— Begin Records supplied —

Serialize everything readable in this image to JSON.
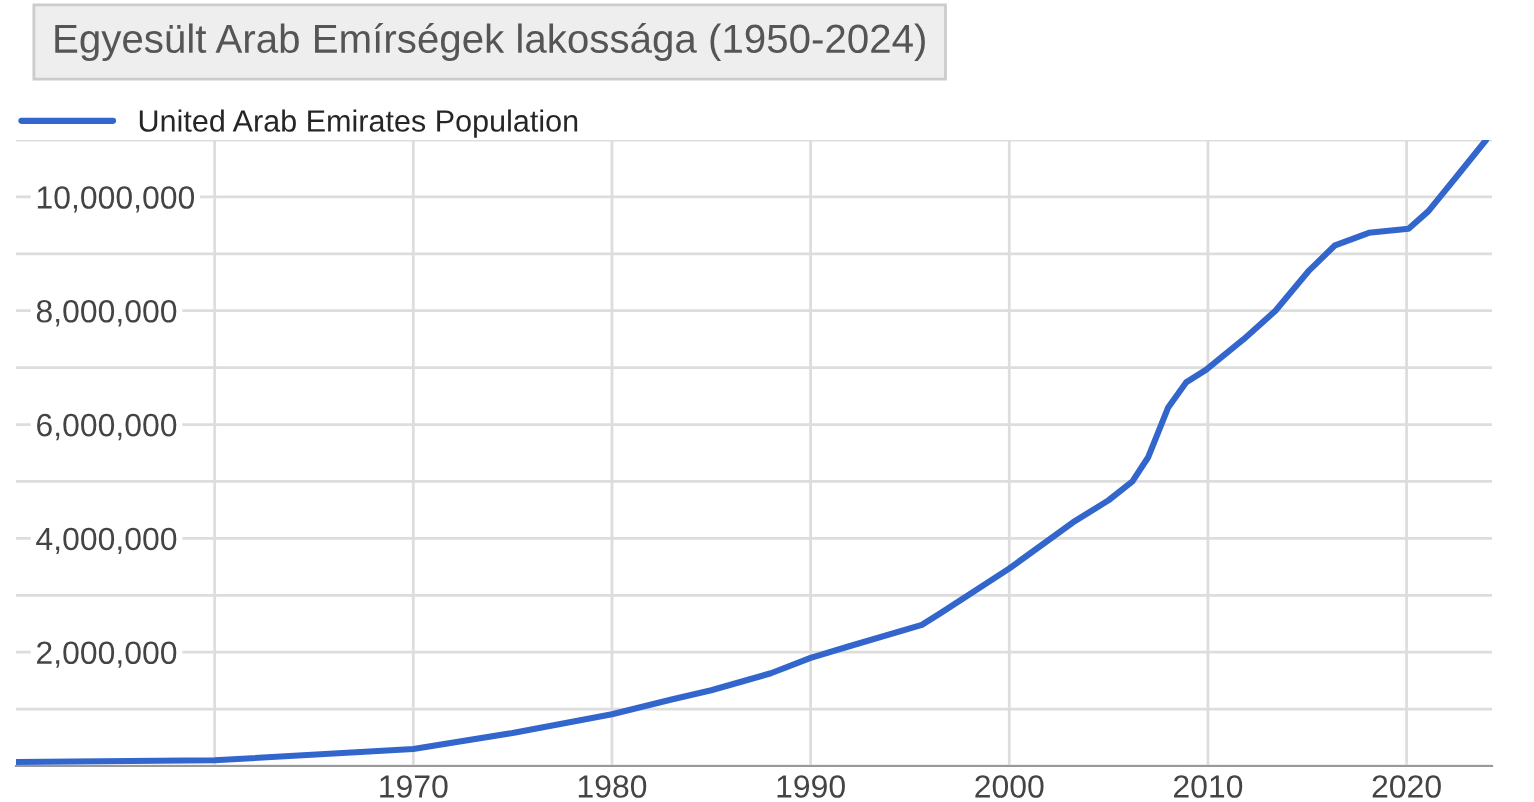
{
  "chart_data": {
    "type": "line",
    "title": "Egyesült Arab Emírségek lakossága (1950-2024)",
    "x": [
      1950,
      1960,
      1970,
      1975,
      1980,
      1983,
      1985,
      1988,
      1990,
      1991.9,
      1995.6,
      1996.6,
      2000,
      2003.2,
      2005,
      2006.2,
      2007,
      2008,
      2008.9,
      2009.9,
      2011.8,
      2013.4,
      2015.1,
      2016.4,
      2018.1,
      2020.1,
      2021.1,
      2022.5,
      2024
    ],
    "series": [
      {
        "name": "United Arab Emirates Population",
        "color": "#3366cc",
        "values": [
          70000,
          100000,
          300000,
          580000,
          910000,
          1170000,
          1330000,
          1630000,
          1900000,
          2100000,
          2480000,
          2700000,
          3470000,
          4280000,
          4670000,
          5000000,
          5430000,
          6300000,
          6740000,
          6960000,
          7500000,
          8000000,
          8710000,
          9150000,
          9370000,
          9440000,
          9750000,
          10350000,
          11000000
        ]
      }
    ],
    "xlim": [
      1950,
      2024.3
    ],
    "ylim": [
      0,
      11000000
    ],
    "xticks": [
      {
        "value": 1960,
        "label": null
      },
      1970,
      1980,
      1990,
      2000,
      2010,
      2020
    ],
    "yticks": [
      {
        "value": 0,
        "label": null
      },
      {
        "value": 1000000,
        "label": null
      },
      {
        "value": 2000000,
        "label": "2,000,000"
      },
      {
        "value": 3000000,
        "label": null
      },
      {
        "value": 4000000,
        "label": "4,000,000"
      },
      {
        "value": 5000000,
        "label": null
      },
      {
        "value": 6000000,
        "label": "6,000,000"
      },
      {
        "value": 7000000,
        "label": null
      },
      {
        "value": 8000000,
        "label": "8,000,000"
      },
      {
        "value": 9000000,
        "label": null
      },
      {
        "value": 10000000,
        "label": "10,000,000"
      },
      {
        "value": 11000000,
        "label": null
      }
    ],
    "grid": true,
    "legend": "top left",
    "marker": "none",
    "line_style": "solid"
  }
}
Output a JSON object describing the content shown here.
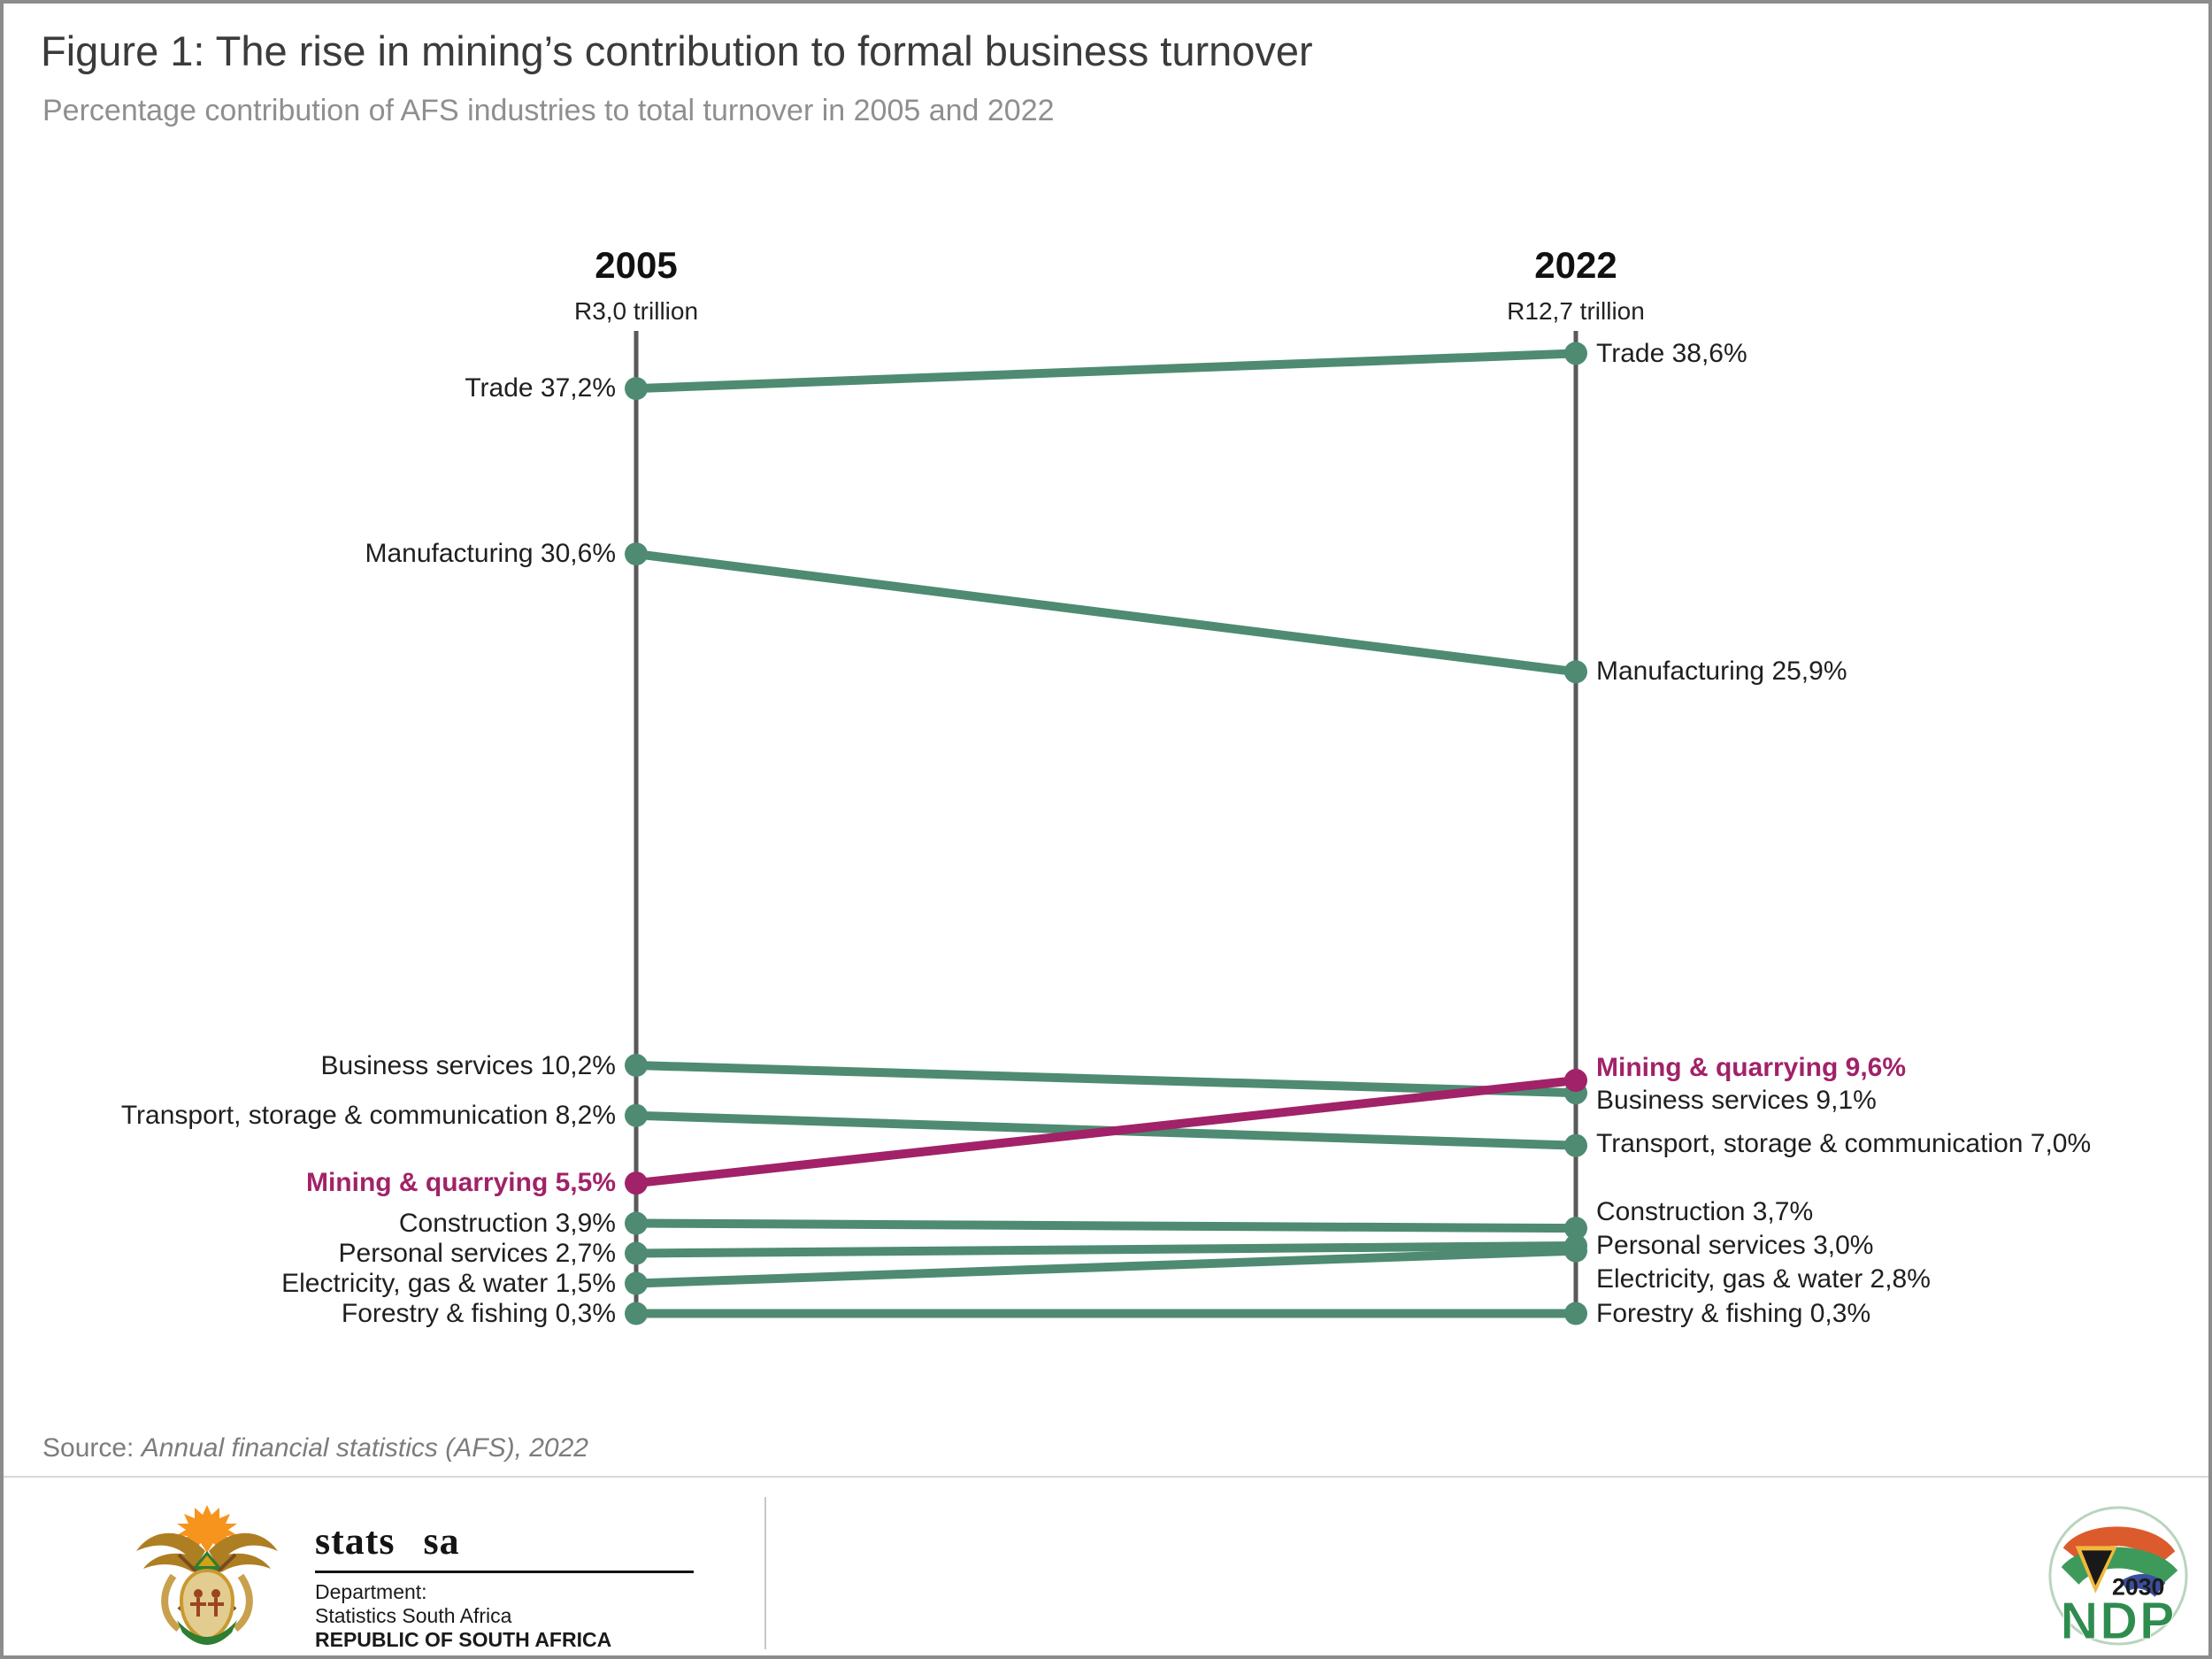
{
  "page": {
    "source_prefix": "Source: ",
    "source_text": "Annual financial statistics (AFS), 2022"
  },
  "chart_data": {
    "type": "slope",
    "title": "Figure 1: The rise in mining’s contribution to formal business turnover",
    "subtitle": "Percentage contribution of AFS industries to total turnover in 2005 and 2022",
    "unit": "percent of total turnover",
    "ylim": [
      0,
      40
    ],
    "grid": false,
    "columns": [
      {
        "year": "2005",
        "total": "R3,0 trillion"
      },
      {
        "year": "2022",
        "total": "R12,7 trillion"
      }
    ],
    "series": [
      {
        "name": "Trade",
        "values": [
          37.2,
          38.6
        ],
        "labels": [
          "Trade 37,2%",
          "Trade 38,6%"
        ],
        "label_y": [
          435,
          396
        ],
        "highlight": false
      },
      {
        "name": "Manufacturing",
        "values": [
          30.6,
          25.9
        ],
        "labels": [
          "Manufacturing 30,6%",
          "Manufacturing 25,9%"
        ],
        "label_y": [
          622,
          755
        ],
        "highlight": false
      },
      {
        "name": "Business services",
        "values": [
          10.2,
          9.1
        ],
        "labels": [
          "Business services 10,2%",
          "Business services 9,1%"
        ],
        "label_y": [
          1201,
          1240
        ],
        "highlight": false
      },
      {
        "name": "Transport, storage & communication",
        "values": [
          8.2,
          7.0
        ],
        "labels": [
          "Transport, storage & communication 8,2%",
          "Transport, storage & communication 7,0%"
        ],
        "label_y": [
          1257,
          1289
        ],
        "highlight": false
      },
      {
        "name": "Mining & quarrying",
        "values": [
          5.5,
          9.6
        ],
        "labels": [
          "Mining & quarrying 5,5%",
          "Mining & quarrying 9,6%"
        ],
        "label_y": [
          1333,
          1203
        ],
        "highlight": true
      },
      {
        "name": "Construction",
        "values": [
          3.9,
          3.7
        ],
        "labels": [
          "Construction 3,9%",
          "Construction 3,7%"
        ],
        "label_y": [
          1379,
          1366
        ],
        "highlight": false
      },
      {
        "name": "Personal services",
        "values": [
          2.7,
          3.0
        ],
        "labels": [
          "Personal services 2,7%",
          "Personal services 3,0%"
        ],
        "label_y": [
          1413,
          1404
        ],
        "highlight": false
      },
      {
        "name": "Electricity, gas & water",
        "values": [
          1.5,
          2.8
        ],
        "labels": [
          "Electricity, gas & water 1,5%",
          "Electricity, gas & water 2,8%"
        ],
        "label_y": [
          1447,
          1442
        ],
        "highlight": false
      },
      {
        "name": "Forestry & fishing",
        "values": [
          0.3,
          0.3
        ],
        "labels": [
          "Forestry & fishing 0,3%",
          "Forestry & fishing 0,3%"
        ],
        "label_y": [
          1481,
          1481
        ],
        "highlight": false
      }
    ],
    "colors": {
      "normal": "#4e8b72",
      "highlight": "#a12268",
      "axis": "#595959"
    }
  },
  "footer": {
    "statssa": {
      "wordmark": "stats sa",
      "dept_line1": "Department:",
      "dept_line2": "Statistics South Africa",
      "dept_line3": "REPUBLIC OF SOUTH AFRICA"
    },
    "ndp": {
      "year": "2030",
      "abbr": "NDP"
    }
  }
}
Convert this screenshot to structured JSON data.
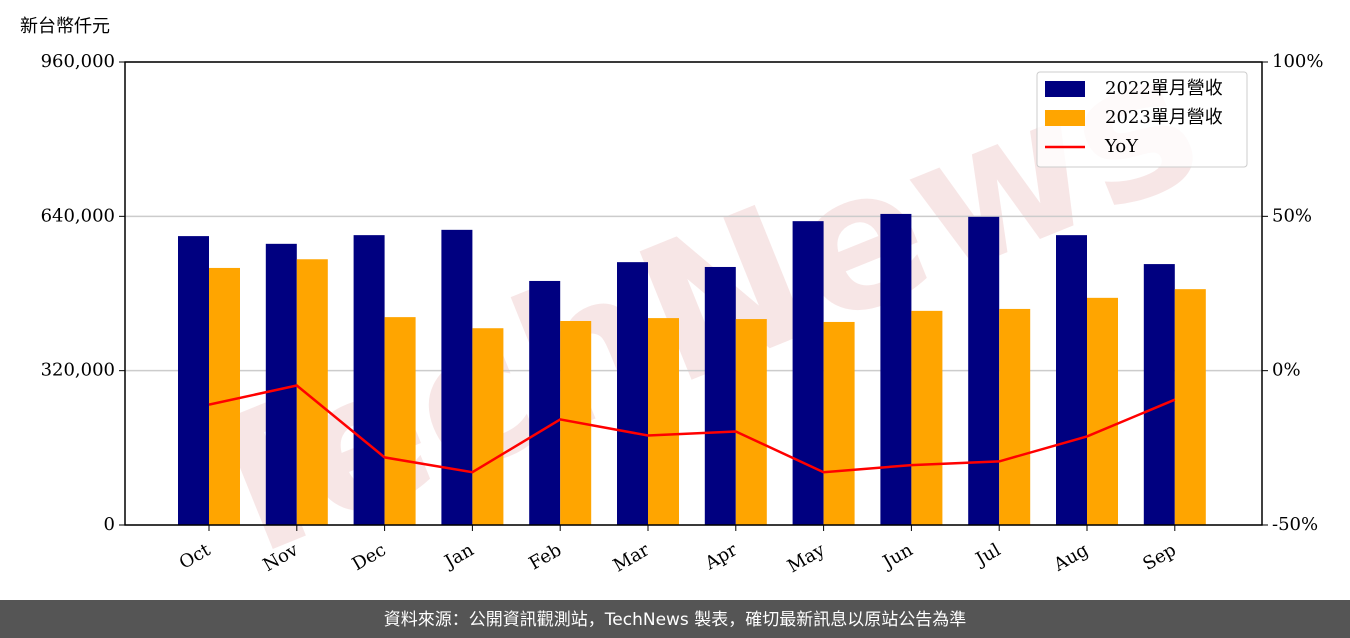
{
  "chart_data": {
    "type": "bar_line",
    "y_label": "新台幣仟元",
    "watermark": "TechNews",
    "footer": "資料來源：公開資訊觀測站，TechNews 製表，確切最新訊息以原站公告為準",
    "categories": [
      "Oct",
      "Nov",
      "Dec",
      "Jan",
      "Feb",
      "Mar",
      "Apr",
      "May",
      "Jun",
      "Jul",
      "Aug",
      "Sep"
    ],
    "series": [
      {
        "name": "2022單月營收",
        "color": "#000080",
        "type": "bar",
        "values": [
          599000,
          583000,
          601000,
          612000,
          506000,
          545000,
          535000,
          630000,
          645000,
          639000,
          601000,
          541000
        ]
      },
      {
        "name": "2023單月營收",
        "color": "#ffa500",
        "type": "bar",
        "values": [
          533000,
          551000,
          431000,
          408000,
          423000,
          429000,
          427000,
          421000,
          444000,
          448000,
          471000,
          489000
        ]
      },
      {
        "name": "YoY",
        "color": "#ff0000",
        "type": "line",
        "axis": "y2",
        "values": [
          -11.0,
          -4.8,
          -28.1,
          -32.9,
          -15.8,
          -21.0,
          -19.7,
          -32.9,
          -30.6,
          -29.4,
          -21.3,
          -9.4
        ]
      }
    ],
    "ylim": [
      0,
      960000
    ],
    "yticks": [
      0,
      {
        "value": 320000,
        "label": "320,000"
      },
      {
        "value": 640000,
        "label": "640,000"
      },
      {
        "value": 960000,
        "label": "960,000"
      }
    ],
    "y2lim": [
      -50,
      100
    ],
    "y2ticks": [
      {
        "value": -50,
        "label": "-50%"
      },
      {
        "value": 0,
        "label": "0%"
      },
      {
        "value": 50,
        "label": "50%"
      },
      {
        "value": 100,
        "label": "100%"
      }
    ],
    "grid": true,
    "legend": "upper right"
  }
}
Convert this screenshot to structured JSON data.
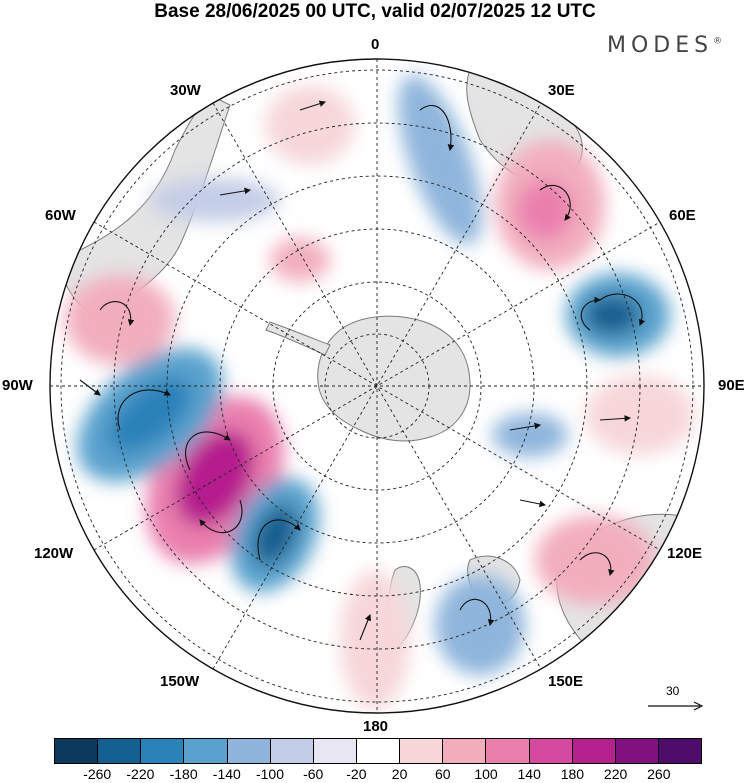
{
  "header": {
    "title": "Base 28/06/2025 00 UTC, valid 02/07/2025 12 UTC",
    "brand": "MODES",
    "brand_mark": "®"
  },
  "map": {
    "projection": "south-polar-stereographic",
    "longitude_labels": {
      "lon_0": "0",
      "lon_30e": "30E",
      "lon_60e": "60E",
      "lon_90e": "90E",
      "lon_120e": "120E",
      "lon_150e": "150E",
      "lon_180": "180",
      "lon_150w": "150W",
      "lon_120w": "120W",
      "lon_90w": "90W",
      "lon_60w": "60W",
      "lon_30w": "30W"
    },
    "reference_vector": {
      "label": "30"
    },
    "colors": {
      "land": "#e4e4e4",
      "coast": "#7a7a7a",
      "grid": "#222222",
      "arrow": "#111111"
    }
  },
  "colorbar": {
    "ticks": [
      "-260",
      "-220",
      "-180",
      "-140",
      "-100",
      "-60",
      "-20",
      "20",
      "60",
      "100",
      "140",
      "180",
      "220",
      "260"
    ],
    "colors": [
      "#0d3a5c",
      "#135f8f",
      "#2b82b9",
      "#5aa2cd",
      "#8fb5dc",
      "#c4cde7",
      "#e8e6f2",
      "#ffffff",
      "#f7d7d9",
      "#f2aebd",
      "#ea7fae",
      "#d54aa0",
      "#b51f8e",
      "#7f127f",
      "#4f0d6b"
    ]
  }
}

— End Records supplied —

Copy each line from the records above that includes the string "Arab".

    "title": "Egyesült Arab Emírségek lakossága (1950-2024)",
        "name": "United Arab Emirates Population",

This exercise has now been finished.